## [To do]
Rewrite the rows below as a JSON list of strings, one string per line, beginning with the first row and going on through the line with "legend-swatch <box>49 32 60 43</box>". Leave out blank lines and include no other rows.

## [Data lines]
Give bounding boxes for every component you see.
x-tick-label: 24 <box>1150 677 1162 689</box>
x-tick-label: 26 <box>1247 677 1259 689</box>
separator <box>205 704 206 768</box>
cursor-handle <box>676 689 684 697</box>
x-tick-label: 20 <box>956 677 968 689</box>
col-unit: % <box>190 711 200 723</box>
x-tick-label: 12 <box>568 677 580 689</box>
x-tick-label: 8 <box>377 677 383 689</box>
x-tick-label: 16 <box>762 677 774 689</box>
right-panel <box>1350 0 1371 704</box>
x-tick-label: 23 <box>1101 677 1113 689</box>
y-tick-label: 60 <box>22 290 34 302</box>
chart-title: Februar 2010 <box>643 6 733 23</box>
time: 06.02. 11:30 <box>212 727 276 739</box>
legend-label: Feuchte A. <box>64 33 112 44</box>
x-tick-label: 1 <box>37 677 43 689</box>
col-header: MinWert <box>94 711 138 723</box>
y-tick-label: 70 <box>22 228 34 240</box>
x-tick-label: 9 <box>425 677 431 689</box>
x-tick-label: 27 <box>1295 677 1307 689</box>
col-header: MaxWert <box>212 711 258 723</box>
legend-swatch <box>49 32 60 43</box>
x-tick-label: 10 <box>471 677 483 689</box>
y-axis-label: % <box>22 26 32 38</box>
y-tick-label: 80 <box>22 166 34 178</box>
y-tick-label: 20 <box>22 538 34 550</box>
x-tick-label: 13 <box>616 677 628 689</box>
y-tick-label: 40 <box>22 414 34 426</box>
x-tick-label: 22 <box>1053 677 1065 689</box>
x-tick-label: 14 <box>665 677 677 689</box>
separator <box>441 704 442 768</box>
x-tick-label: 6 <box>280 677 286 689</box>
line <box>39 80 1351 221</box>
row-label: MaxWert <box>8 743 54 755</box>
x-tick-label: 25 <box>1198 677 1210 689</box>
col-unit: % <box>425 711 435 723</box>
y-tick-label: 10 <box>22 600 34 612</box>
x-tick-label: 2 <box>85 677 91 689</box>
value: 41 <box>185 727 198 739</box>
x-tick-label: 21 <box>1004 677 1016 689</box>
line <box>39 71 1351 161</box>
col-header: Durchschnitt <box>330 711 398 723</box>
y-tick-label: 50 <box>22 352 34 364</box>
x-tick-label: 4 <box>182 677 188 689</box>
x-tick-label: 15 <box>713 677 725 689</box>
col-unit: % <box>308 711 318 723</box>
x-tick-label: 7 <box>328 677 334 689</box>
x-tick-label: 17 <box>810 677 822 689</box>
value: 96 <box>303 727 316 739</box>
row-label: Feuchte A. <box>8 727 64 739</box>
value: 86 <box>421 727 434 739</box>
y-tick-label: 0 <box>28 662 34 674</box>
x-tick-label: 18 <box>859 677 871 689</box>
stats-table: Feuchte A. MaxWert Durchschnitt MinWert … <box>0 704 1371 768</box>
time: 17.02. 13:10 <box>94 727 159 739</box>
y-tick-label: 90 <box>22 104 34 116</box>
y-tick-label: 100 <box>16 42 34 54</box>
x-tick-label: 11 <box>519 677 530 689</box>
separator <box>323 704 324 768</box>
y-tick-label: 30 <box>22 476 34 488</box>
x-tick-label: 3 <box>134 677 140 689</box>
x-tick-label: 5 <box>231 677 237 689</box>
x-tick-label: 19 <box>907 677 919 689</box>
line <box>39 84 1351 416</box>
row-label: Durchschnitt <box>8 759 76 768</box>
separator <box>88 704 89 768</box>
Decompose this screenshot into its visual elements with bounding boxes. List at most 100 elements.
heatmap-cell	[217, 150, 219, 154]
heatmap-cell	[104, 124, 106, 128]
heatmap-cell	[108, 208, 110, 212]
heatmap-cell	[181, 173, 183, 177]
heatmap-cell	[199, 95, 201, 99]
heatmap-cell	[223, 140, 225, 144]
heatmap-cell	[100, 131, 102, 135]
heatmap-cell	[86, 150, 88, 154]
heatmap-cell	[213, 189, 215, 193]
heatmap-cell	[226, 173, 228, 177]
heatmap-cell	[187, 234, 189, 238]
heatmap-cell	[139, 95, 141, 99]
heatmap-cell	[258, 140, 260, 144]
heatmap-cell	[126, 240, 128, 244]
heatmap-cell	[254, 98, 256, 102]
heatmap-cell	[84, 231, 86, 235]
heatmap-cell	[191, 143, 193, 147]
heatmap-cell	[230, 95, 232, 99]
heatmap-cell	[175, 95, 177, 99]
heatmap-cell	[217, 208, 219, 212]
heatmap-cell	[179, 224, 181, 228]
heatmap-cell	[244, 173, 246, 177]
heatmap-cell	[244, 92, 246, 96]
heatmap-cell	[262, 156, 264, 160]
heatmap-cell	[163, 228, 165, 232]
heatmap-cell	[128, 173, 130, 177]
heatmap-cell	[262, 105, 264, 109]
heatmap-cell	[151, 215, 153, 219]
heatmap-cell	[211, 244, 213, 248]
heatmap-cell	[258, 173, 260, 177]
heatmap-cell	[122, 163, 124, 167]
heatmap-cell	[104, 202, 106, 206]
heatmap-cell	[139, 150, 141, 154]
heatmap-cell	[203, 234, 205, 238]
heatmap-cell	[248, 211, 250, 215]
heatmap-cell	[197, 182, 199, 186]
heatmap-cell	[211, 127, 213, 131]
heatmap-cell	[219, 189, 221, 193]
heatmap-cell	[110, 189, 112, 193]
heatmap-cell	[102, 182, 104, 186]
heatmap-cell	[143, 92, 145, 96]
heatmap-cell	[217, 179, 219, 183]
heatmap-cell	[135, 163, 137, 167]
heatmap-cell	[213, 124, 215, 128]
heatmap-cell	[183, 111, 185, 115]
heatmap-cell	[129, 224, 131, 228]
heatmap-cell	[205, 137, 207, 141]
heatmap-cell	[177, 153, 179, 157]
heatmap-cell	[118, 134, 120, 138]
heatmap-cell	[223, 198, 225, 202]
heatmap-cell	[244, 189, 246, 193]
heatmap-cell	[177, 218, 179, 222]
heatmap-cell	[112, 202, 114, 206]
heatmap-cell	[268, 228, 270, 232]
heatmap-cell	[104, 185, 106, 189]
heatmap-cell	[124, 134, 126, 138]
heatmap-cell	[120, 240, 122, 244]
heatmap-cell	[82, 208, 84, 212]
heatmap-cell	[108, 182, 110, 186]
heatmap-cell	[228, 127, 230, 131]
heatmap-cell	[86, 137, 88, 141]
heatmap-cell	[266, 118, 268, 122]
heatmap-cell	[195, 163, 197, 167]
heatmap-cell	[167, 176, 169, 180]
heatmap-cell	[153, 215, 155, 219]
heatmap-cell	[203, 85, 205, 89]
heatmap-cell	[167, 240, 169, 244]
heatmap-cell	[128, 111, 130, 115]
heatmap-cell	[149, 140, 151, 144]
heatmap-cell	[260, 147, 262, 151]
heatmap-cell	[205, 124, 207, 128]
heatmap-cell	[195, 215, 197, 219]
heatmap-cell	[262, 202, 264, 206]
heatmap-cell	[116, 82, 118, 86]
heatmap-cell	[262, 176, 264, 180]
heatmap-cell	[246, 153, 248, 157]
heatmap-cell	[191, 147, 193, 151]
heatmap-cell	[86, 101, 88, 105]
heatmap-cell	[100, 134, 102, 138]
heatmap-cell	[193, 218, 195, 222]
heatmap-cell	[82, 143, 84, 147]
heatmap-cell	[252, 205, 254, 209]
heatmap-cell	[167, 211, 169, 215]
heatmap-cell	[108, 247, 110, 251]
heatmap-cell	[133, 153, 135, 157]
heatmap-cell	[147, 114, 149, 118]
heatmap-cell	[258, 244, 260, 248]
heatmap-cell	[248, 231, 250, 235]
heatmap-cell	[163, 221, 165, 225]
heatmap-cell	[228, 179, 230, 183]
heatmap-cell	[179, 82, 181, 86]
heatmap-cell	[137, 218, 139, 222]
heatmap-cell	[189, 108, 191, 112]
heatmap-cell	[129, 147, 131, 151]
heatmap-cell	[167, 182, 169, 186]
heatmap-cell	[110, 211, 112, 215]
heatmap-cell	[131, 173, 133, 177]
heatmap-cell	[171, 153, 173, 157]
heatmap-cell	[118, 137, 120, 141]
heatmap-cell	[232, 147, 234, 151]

## [The output]
[
  "Give bounding boxes for every component you see.",
  "x-tick-label: 24 <box>1150 677 1162 689</box>",
  "x-tick-label: 26 <box>1247 677 1259 689</box>",
  "separator <box>205 704 206 768</box>",
  "cursor-handle <box>676 689 684 697</box>",
  "x-tick-label: 20 <box>956 677 968 689</box>",
  "col-unit: % <box>190 711 200 723</box>",
  "x-tick-label: 12 <box>568 677 580 689</box>",
  "x-tick-label: 8 <box>377 677 383 689</box>",
  "x-tick-label: 16 <box>762 677 774 689</box>",
  "right-panel <box>1350 0 1371 704</box>",
  "x-tick-label: 23 <box>1101 677 1113 689</box>",
  "y-tick-label: 60 <box>22 290 34 302</box>",
  "chart-title: Februar 2010 <box>643 6 733 23</box>",
  "time: 06.02. 11:30 <box>212 727 276 739</box>",
  "legend-label: Feuchte A. <box>64 33 112 44</box>",
  "x-tick-label: 1 <box>37 677 43 689</box>",
  "col-header: MinWert <box>94 711 138 723</box>",
  "y-tick-label: 70 <box>22 228 34 240</box>",
  "x-tick-label: 9 <box>425 677 431 689</box>",
  "x-tick-label: 27 <box>1295 677 1307 689</box>",
  "col-header: MaxWert <box>212 711 258 723</box>",
  "legend-swatch <box>49 32 60 43</box>"
]